→ **SOURCE MATERIAL**
[Begin]
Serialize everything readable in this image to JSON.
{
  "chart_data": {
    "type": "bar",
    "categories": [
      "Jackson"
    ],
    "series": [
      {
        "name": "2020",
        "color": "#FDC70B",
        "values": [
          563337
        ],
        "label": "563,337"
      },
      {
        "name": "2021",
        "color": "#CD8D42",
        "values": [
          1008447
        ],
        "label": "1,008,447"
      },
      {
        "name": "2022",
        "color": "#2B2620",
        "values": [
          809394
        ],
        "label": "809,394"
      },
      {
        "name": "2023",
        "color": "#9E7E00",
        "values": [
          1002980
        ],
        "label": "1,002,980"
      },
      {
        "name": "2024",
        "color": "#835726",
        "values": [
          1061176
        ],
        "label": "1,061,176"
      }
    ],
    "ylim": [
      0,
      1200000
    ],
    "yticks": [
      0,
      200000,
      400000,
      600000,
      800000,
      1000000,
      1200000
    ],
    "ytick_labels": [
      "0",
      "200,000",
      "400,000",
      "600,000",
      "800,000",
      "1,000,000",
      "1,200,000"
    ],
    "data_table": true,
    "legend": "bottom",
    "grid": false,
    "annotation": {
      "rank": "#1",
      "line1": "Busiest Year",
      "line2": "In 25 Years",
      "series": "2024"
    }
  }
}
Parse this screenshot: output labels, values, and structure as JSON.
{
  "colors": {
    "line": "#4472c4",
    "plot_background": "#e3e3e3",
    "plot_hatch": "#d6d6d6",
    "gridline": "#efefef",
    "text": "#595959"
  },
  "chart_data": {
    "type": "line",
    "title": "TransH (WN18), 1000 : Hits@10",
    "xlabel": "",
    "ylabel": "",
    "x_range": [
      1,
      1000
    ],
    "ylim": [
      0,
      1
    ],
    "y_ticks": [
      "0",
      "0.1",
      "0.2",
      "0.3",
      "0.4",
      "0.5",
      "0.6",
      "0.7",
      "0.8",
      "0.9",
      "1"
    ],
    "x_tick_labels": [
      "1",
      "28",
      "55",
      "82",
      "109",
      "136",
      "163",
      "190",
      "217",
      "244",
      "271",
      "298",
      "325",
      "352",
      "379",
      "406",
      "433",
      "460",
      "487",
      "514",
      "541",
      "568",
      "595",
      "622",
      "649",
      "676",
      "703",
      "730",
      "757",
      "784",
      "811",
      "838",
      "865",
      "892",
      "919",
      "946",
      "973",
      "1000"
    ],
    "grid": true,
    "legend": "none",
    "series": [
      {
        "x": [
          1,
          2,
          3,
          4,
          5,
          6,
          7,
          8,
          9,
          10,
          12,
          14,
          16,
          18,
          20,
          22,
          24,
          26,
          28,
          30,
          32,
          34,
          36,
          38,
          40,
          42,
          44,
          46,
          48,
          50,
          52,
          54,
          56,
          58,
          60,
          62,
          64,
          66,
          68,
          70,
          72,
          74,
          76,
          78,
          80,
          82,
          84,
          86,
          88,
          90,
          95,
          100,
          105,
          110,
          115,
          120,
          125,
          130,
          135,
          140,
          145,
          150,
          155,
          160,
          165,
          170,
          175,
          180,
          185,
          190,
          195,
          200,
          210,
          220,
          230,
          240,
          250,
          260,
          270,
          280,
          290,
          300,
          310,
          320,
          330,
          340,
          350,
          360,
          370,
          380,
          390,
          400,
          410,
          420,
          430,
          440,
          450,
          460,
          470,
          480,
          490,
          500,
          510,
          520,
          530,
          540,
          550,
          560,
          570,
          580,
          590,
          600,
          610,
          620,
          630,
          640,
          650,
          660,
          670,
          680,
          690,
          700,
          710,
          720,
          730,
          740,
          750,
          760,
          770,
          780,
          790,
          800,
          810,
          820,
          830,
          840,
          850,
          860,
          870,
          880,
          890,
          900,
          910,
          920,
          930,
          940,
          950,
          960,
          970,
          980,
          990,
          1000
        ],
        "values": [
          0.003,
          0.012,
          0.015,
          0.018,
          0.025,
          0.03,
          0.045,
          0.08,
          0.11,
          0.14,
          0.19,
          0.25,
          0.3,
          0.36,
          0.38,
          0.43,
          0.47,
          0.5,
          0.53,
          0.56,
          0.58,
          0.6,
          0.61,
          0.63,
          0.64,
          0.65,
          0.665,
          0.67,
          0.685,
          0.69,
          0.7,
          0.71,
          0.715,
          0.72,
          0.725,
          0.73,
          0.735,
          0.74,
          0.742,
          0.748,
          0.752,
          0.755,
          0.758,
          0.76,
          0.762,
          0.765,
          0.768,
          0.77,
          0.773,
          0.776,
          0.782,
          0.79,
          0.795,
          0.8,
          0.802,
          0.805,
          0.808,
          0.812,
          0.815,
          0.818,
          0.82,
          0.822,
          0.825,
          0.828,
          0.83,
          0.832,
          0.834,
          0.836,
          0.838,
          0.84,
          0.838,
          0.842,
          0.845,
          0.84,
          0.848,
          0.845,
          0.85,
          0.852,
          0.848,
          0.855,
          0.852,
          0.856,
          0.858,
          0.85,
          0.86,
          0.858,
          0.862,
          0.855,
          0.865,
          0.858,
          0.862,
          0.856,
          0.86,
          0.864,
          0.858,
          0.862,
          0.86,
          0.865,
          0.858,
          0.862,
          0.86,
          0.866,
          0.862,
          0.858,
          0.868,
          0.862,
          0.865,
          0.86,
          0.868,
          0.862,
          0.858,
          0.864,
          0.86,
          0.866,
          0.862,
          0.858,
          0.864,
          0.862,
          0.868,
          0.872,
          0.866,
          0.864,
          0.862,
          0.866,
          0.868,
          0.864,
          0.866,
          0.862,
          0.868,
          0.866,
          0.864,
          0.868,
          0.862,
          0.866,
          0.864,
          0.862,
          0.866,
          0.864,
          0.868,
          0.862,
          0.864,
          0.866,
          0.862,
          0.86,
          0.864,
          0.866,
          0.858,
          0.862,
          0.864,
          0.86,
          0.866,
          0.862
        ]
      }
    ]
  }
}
[End]
→ **EXERCISE GOAL**
Write out the whole listing again, exactly as it stands.

→ **EXERCISE OUTPUT**
Serialize everything readable in this image to JSON.
{
  "chart_data": {
    "type": "bar",
    "categories": [
      "Jackson"
    ],
    "series": [
      {
        "name": "2020",
        "color": "#FDC70B",
        "values": [
          563337
        ],
        "label": "563,337"
      },
      {
        "name": "2021",
        "color": "#CD8D42",
        "values": [
          1008447
        ],
        "label": "1,008,447"
      },
      {
        "name": "2022",
        "color": "#2B2620",
        "values": [
          809394
        ],
        "label": "809,394"
      },
      {
        "name": "2023",
        "color": "#9E7E00",
        "values": [
          1002980
        ],
        "label": "1,002,980"
      },
      {
        "name": "2024",
        "color": "#835726",
        "values": [
          1061176
        ],
        "label": "1,061,176"
      }
    ],
    "ylim": [
      0,
      1200000
    ],
    "yticks": [
      0,
      200000,
      400000,
      600000,
      800000,
      1000000,
      1200000
    ],
    "ytick_labels": [
      "0",
      "200,000",
      "400,000",
      "600,000",
      "800,000",
      "1,000,000",
      "1,200,000"
    ],
    "data_table": true,
    "legend": "bottom",
    "grid": false,
    "annotation": {
      "rank": "#1",
      "line1": "Busiest Year",
      "line2": "In 25 Years",
      "series": "2024"
    }
  }
}
Parse this screenshot: output labels, values, and structure as JSON.
{
  "colors": {
    "line": "#4472c4",
    "plot_background": "#e3e3e3",
    "plot_hatch": "#d6d6d6",
    "gridline": "#efefef",
    "text": "#595959"
  },
  "chart_data": {
    "type": "line",
    "title": "TransH (WN18), 1000 : Hits@10",
    "xlabel": "",
    "ylabel": "",
    "x_range": [
      1,
      1000
    ],
    "ylim": [
      0,
      1
    ],
    "y_ticks": [
      "0",
      "0.1",
      "0.2",
      "0.3",
      "0.4",
      "0.5",
      "0.6",
      "0.7",
      "0.8",
      "0.9",
      "1"
    ],
    "x_tick_labels": [
      "1",
      "28",
      "55",
      "82",
      "109",
      "136",
      "163",
      "190",
      "217",
      "244",
      "271",
      "298",
      "325",
      "352",
      "379",
      "406",
      "433",
      "460",
      "487",
      "514",
      "541",
      "568",
      "595",
      "622",
      "649",
      "676",
      "703",
      "730",
      "757",
      "784",
      "811",
      "838",
      "865",
      "892",
      "919",
      "946",
      "973",
      "1000"
    ],
    "grid": true,
    "legend": "none",
    "series": [
      {
        "x": [
          1,
          2,
          3,
          4,
          5,
          6,
          7,
          8,
          9,
          10,
          12,
          14,
          16,
          18,
          20,
          22,
          24,
          26,
          28,
          30,
          32,
          34,
          36,
          38,
          40,
          42,
          44,
          46,
          48,
          50,
          52,
          54,
          56,
          58,
          60,
          62,
          64,
          66,
          68,
          70,
          72,
          74,
          76,
          78,
          80,
          82,
          84,
          86,
          88,
          90,
          95,
          100,
          105,
          110,
          115,
          120,
          125,
          130,
          135,
          140,
          145,
          150,
          155,
          160,
          165,
          170,
          175,
          180,
          185,
          190,
          195,
          200,
          210,
          220,
          230,
          240,
          250,
          260,
          270,
          280,
          290,
          300,
          310,
          320,
          330,
          340,
          350,
          360,
          370,
          380,
          390,
          400,
          410,
          420,
          430,
          440,
          450,
          460,
          470,
          480,
          490,
          500,
          510,
          520,
          530,
          540,
          550,
          560,
          570,
          580,
          590,
          600,
          610,
          620,
          630,
          640,
          650,
          660,
          670,
          680,
          690,
          700,
          710,
          720,
          730,
          740,
          750,
          760,
          770,
          780,
          790,
          800,
          810,
          820,
          830,
          840,
          850,
          860,
          870,
          880,
          890,
          900,
          910,
          920,
          930,
          940,
          950,
          960,
          970,
          980,
          990,
          1000
        ],
        "values": [
          0.003,
          0.012,
          0.015,
          0.018,
          0.025,
          0.03,
          0.045,
          0.08,
          0.11,
          0.14,
          0.19,
          0.25,
          0.3,
          0.36,
          0.38,
          0.43,
          0.47,
          0.5,
          0.53,
          0.56,
          0.58,
          0.6,
          0.61,
          0.63,
          0.64,
          0.65,
          0.665,
          0.67,
          0.685,
          0.69,
          0.7,
          0.71,
          0.715,
          0.72,
          0.725,
          0.73,
          0.735,
          0.74,
          0.742,
          0.748,
          0.752,
          0.755,
          0.758,
          0.76,
          0.762,
          0.765,
          0.768,
          0.77,
          0.773,
          0.776,
          0.782,
          0.79,
          0.795,
          0.8,
          0.802,
          0.805,
          0.808,
          0.812,
          0.815,
          0.818,
          0.82,
          0.822,
          0.825,
          0.828,
          0.83,
          0.832,
          0.834,
          0.836,
          0.838,
          0.84,
          0.838,
          0.842,
          0.845,
          0.84,
          0.848,
          0.845,
          0.85,
          0.852,
          0.848,
          0.855,
          0.852,
          0.856,
          0.858,
          0.85,
          0.86,
          0.858,
          0.862,
          0.855,
          0.865,
          0.858,
          0.862,
          0.856,
          0.86,
          0.864,
          0.858,
          0.862,
          0.86,
          0.865,
          0.858,
          0.862,
          0.86,
          0.866,
          0.862,
          0.858,
          0.868,
          0.862,
          0.865,
          0.86,
          0.868,
          0.862,
          0.858,
          0.864,
          0.86,
          0.866,
          0.862,
          0.858,
          0.864,
          0.862,
          0.868,
          0.872,
          0.866,
          0.864,
          0.862,
          0.866,
          0.868,
          0.864,
          0.866,
          0.862,
          0.868,
          0.866,
          0.864,
          0.868,
          0.862,
          0.866,
          0.864,
          0.862,
          0.866,
          0.864,
          0.868,
          0.862,
          0.864,
          0.866,
          0.862,
          0.86,
          0.864,
          0.866,
          0.858,
          0.862,
          0.864,
          0.86,
          0.866,
          0.862
        ]
      }
    ]
  }
}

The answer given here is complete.